_Written instruction_.
Go through the listing and copy each line with the string "text".

_Data for the task_.
[start]

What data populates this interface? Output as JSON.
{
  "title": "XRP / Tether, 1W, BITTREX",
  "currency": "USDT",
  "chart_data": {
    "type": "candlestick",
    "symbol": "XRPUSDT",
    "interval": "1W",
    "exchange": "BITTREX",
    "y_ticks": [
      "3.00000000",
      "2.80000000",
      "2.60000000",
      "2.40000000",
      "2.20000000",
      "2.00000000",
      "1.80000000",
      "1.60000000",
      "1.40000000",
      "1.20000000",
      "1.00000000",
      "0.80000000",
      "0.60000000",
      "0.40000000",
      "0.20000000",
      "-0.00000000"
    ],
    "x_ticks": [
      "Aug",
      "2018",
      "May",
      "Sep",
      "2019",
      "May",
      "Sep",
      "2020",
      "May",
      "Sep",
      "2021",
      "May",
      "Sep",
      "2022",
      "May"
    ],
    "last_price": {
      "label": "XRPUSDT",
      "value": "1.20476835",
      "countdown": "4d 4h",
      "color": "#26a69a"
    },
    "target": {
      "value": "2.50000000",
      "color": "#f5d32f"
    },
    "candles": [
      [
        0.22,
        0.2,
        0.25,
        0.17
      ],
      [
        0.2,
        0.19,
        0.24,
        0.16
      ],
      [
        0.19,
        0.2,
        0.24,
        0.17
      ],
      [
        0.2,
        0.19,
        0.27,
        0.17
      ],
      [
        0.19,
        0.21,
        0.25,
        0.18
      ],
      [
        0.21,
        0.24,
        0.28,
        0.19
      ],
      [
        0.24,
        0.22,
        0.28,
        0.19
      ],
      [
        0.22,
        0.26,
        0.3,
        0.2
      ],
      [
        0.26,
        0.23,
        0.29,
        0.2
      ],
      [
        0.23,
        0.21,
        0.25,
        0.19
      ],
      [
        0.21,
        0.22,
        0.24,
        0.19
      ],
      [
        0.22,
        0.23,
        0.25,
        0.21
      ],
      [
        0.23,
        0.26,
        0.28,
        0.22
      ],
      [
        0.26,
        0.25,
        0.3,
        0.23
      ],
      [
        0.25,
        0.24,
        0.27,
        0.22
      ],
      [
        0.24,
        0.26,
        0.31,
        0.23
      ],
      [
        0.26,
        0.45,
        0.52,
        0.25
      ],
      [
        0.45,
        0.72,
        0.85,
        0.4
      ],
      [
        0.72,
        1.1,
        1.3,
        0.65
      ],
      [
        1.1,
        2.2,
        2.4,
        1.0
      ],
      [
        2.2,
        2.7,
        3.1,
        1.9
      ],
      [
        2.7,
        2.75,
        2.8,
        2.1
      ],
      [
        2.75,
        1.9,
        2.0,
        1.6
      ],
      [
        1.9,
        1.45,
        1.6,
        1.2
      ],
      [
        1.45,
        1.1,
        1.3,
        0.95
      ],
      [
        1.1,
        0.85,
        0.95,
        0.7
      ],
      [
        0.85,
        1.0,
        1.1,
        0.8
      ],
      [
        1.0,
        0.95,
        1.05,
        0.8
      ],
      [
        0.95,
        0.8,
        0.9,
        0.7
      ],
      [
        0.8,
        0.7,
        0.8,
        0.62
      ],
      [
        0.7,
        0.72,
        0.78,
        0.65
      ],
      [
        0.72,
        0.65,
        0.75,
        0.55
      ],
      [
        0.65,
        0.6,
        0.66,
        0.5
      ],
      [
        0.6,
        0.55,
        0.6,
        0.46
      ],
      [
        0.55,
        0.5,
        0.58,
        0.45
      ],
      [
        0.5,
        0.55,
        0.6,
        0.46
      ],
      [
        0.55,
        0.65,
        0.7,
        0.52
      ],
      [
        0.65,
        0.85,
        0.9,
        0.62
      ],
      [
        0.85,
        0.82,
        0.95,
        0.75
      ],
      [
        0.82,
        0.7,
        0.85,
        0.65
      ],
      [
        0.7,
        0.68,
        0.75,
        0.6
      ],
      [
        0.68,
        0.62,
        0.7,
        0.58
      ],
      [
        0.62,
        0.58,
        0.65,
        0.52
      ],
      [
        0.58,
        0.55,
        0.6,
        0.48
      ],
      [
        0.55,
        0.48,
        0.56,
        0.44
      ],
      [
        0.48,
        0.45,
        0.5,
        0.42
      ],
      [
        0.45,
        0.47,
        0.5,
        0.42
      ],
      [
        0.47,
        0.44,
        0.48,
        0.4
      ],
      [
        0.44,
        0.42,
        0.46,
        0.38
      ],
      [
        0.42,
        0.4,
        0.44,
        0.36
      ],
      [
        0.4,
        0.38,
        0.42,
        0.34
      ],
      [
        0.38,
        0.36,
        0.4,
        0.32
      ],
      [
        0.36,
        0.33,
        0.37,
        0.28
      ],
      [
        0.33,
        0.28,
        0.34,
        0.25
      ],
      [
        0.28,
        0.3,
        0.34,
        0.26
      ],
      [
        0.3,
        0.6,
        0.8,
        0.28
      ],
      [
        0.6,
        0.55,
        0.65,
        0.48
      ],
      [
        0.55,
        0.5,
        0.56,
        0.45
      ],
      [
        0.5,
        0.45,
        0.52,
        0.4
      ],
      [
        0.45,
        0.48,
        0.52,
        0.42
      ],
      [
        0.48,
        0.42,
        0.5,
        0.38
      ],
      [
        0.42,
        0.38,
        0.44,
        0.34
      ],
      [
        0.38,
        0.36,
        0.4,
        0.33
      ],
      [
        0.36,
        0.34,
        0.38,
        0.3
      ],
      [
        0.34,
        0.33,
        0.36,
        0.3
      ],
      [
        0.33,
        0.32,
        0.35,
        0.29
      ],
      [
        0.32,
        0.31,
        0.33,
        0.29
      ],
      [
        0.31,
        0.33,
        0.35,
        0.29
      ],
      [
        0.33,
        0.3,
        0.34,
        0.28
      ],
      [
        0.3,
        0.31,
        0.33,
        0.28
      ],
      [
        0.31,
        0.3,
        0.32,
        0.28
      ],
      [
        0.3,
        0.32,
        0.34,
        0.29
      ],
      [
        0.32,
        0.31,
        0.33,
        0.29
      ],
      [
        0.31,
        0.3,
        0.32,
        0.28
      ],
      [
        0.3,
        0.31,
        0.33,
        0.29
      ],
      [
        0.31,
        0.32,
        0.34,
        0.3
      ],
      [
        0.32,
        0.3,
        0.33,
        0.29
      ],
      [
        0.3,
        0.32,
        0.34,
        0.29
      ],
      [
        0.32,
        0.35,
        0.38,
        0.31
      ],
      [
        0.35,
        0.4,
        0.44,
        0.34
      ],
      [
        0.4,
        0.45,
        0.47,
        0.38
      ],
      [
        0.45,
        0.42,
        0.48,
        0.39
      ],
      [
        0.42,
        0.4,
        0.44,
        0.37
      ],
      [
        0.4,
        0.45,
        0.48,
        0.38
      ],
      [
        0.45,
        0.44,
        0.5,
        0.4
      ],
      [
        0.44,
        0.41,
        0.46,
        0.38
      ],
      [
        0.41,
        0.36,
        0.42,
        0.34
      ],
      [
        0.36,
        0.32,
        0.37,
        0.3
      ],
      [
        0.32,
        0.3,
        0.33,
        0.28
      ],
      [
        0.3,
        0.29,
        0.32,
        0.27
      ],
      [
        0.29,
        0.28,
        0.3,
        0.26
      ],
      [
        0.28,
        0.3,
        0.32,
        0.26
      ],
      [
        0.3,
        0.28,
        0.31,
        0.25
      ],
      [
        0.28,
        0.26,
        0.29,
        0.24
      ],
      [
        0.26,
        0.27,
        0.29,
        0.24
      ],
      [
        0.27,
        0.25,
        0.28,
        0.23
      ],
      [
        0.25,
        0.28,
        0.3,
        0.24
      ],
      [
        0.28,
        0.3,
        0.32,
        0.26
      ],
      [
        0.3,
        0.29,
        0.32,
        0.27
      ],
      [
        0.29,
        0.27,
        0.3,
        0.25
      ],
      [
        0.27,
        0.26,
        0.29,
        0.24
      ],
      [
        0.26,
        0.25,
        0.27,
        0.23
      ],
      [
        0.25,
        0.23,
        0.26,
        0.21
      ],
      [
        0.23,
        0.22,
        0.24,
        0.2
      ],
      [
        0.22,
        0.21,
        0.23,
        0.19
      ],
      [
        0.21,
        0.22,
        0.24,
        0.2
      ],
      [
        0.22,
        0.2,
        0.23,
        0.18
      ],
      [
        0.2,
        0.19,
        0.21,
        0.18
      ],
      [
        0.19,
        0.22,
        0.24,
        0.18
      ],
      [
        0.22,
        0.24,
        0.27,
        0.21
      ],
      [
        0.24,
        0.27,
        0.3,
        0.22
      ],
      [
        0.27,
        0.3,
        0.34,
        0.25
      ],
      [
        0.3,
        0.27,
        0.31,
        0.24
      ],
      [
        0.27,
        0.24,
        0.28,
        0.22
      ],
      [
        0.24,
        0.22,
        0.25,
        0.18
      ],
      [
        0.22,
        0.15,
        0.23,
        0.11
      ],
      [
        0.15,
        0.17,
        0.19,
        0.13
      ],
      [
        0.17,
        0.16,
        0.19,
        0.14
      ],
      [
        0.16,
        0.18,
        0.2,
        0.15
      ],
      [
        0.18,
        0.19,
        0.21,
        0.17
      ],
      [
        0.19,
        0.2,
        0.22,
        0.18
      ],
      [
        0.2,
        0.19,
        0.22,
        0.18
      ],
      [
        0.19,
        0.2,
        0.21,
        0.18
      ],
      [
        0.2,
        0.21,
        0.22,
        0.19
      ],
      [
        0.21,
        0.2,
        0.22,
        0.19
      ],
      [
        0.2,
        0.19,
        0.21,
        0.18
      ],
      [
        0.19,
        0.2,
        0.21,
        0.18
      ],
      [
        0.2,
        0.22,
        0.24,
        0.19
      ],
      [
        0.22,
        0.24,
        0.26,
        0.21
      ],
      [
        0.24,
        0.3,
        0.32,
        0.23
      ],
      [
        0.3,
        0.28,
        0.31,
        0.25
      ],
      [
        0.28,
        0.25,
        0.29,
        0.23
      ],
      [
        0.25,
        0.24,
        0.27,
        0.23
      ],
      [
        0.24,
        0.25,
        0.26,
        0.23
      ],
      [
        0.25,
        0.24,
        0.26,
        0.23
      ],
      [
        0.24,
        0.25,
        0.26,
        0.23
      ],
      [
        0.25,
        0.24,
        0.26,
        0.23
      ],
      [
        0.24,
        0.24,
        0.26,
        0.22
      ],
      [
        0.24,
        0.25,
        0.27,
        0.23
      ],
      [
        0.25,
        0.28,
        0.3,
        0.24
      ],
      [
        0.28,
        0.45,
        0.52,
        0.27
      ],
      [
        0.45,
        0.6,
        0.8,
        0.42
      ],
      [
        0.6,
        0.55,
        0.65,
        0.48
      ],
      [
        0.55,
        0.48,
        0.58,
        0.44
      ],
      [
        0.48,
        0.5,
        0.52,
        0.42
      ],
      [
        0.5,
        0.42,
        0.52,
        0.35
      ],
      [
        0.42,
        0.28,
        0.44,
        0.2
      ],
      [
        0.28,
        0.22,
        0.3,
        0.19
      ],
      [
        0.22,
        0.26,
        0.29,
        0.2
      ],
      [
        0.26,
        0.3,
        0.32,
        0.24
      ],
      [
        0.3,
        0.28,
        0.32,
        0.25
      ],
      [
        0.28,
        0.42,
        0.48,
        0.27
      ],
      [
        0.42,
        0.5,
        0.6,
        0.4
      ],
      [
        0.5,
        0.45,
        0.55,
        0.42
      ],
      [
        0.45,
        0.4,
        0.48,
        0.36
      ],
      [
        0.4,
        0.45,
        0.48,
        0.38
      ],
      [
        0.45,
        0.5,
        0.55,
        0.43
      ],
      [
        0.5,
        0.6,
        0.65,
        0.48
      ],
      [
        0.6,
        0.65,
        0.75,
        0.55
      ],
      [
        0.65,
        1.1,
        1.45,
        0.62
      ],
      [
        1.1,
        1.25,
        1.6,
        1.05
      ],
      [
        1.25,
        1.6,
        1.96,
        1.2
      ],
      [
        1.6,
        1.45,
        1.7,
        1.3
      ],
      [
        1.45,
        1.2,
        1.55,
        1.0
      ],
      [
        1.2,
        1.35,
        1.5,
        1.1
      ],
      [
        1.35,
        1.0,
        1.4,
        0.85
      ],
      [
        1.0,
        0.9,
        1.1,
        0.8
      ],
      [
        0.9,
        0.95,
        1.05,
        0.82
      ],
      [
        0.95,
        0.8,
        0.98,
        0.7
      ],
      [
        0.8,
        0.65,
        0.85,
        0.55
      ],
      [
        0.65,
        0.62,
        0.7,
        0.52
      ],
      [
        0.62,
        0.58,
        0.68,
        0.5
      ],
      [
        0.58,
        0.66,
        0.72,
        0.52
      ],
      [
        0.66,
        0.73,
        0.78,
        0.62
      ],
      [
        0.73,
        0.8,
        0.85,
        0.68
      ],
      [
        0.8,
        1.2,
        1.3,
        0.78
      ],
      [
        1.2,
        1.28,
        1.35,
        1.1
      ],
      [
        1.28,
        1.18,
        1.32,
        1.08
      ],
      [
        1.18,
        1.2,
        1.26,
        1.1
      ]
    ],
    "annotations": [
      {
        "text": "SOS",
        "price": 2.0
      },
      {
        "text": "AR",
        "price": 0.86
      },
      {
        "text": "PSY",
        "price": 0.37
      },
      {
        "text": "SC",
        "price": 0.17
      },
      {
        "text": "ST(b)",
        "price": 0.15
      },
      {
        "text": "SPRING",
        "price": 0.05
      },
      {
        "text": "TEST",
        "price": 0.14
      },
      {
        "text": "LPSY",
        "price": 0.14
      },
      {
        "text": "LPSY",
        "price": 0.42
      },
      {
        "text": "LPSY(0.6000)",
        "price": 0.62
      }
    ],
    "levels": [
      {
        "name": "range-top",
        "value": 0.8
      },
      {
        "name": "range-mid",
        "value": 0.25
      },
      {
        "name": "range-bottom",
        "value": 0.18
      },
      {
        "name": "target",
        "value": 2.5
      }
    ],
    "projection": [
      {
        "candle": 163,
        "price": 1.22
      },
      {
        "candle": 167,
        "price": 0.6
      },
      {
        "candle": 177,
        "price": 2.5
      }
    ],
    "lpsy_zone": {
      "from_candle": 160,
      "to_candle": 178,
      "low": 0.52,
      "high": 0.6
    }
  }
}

[end]

_Correct result_.
        "text": "SOS",
        "text": "AR",
        "text": "PSY",
        "text": "SC",
        "text": "ST(b)",
        "text": "SPRING",
        "text": "TEST",
        "text": "LPSY",
        "text": "LPSY",
        "text": "LPSY(0.6000)",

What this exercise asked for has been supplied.